[Figure content listings]
--
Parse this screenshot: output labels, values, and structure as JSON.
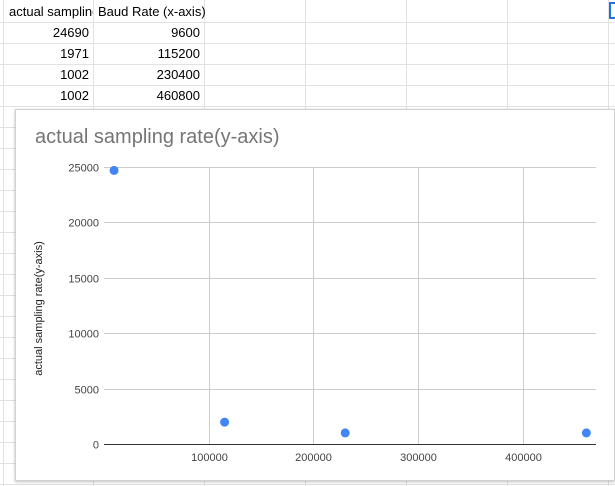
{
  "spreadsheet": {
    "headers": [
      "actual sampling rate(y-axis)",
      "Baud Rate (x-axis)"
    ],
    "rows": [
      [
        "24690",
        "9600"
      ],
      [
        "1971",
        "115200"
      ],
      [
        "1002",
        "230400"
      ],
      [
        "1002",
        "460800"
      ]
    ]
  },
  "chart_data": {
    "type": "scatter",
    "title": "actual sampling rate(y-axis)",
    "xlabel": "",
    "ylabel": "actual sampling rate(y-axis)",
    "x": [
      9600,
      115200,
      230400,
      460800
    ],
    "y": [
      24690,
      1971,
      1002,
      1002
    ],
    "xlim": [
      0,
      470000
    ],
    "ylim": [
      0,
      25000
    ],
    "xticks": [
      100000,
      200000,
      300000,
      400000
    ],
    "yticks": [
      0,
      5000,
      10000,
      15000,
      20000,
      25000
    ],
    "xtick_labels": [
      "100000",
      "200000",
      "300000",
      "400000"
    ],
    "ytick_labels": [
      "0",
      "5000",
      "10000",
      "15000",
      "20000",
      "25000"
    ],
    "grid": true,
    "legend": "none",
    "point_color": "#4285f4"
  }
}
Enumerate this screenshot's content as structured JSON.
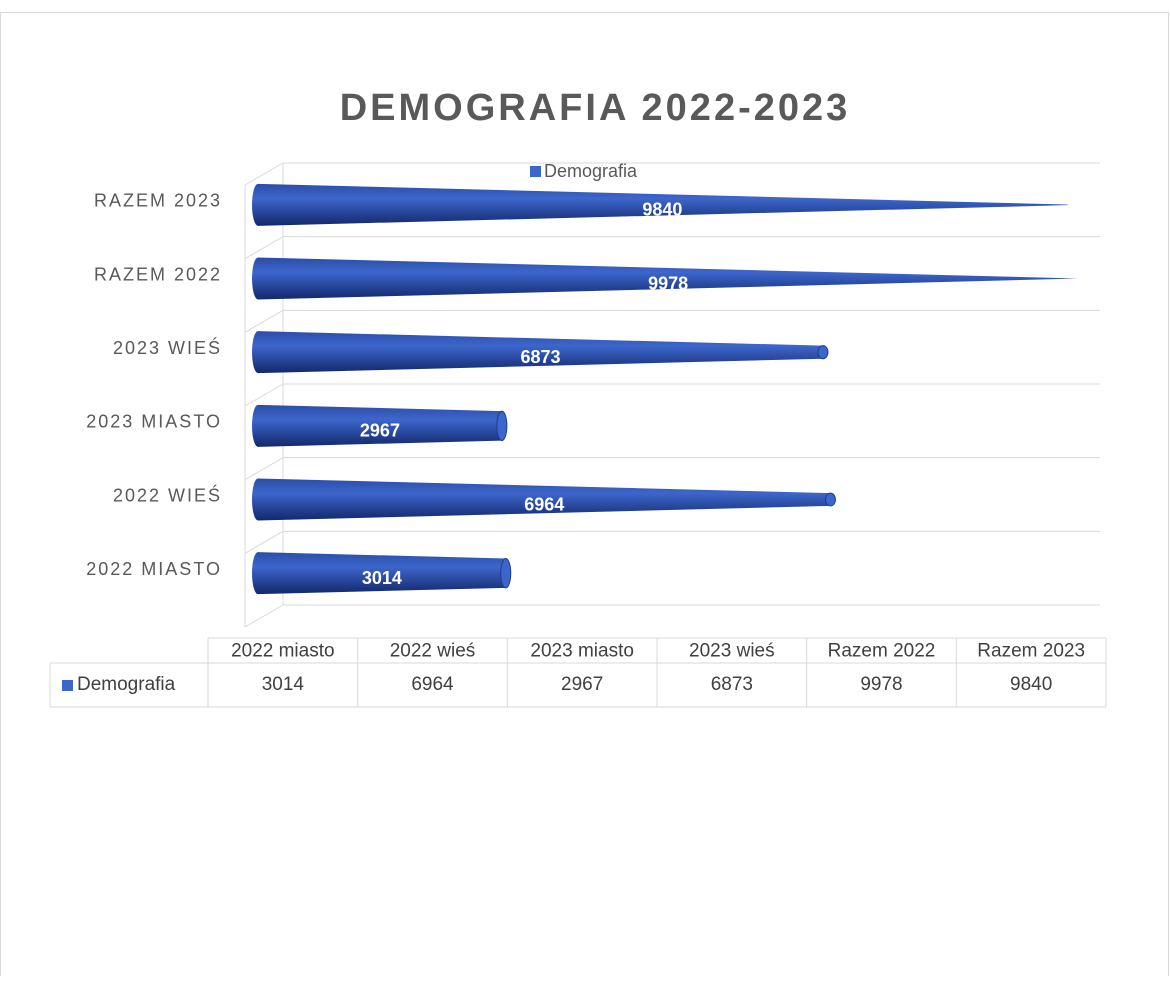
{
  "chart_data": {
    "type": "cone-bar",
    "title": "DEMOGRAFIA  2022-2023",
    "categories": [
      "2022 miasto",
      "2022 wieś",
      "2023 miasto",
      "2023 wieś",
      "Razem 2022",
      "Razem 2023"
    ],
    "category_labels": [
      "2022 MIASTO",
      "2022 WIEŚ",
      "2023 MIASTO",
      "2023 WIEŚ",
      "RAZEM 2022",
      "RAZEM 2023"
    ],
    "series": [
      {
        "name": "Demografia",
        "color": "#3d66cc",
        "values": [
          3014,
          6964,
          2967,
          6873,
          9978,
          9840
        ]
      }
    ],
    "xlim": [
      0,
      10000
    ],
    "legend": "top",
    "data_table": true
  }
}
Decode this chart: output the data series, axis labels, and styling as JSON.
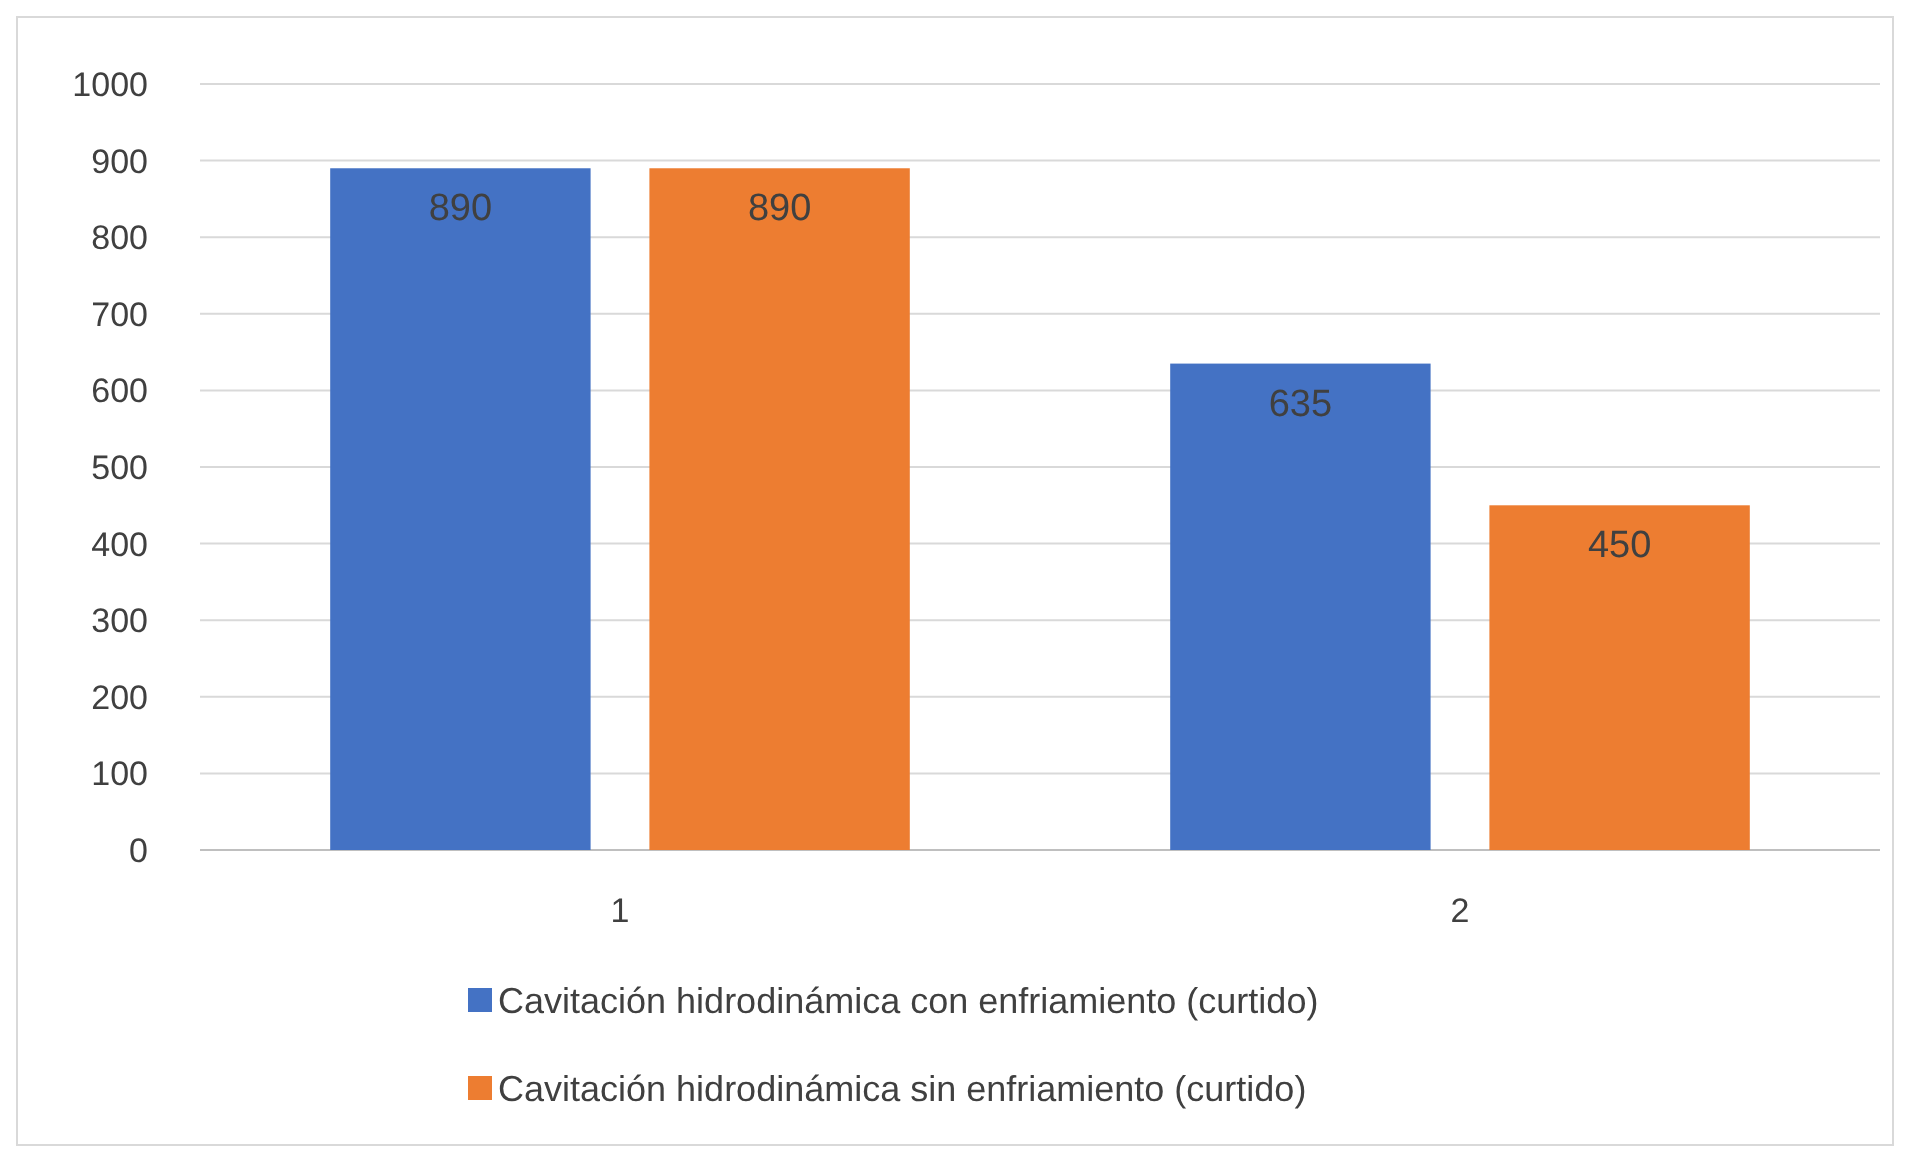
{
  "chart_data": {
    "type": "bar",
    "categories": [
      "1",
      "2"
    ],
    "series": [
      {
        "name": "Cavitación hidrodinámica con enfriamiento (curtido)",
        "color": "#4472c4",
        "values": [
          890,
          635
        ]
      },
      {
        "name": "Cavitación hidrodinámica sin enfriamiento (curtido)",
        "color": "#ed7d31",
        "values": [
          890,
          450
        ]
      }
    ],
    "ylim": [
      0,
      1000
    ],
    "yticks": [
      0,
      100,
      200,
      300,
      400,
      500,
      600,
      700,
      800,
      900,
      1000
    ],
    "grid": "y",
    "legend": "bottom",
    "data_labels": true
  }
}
--
STATED EXERCISE -> Copy out all lines above that include the string "title".

REPLY TO THE TASK ->
    "title": "actual sampling rate(y-axis)",
    "title": "DEMOGRAFIA  2022-2023",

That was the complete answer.